# WHAT IS REQUIRED
Reproduce the listing below line for line, changing nothing.

# ENTRIES
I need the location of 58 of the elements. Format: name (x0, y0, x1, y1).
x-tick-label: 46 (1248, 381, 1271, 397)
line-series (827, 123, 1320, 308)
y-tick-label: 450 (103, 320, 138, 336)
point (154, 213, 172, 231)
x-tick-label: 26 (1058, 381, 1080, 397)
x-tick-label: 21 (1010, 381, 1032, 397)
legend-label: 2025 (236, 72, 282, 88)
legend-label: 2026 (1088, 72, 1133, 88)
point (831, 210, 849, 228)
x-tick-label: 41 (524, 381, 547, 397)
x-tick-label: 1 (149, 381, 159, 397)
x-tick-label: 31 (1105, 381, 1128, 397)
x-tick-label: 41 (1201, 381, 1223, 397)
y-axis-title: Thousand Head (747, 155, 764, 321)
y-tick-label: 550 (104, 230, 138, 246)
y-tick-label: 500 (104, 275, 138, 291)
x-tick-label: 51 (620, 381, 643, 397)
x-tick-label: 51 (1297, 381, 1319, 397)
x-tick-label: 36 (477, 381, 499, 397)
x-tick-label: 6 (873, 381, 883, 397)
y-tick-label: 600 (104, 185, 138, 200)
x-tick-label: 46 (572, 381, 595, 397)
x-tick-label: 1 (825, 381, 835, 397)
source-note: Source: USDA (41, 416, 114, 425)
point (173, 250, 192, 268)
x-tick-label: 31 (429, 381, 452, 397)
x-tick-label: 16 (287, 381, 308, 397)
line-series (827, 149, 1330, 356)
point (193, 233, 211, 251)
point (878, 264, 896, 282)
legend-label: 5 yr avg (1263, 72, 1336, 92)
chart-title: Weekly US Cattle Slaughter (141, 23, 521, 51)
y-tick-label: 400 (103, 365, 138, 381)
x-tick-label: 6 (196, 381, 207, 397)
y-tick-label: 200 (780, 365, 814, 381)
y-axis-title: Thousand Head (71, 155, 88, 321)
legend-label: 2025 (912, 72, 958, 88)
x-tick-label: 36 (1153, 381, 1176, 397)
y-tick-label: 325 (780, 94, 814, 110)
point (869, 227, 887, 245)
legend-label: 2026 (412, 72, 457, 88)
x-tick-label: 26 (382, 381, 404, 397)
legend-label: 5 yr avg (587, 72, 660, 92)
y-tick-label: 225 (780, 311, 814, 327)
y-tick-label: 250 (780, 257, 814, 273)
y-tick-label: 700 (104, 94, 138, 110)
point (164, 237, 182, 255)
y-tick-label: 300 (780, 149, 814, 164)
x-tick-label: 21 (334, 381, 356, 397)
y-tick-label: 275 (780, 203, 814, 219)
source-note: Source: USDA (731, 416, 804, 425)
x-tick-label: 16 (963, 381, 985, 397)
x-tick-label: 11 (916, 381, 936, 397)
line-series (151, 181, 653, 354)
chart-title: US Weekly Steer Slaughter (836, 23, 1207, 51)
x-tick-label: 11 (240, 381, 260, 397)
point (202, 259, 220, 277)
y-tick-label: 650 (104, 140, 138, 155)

# OUTPUT BELOW
I need the location of 58 of the elements. Format: name (x0, y0, x1, y1).
x-tick-label: 46 (1248, 381, 1271, 397)
line-series (827, 123, 1320, 308)
y-tick-label: 450 (103, 320, 138, 336)
point (154, 213, 172, 231)
x-tick-label: 26 (1058, 381, 1080, 397)
x-tick-label: 21 (1010, 381, 1032, 397)
legend-label: 2025 (236, 72, 282, 88)
legend-label: 2026 (1088, 72, 1133, 88)
point (831, 210, 849, 228)
x-tick-label: 41 (524, 381, 547, 397)
x-tick-label: 1 (149, 381, 159, 397)
x-tick-label: 31 (1105, 381, 1128, 397)
x-tick-label: 41 (1201, 381, 1223, 397)
y-axis-title: Thousand Head (747, 155, 764, 321)
y-tick-label: 550 (104, 230, 138, 246)
y-tick-label: 500 (104, 275, 138, 291)
x-tick-label: 51 (620, 381, 643, 397)
x-tick-label: 51 (1297, 381, 1319, 397)
x-tick-label: 36 (477, 381, 499, 397)
x-tick-label: 6 (873, 381, 883, 397)
y-tick-label: 600 (104, 185, 138, 200)
x-tick-label: 46 (572, 381, 595, 397)
x-tick-label: 1 (825, 381, 835, 397)
source-note: Source: USDA (41, 416, 114, 425)
point (173, 250, 192, 268)
x-tick-label: 31 (429, 381, 452, 397)
x-tick-label: 16 (287, 381, 308, 397)
line-series (827, 149, 1330, 356)
point (193, 233, 211, 251)
point (878, 264, 896, 282)
legend-label: 5 yr avg (1263, 72, 1336, 92)
chart-title: Weekly US Cattle Slaughter (141, 23, 521, 51)
y-tick-label: 400 (103, 365, 138, 381)
x-tick-label: 6 (196, 381, 207, 397)
y-tick-label: 200 (780, 365, 814, 381)
y-axis-title: Thousand Head (71, 155, 88, 321)
legend-label: 2025 (912, 72, 958, 88)
x-tick-label: 36 (1153, 381, 1176, 397)
y-tick-label: 325 (780, 94, 814, 110)
point (869, 227, 887, 245)
legend-label: 2026 (412, 72, 457, 88)
x-tick-label: 26 (382, 381, 404, 397)
legend-label: 5 yr avg (587, 72, 660, 92)
y-tick-label: 225 (780, 311, 814, 327)
y-tick-label: 250 (780, 257, 814, 273)
y-tick-label: 700 (104, 94, 138, 110)
point (164, 237, 182, 255)
y-tick-label: 300 (780, 149, 814, 164)
x-tick-label: 21 (334, 381, 356, 397)
y-tick-label: 275 (780, 203, 814, 219)
source-note: Source: USDA (731, 416, 804, 425)
x-tick-label: 16 (963, 381, 985, 397)
x-tick-label: 11 (916, 381, 936, 397)
line-series (151, 181, 653, 354)
chart-title: US Weekly Steer Slaughter (836, 23, 1207, 51)
x-tick-label: 11 (240, 381, 260, 397)
point (202, 259, 220, 277)
y-tick-label: 650 (104, 140, 138, 155)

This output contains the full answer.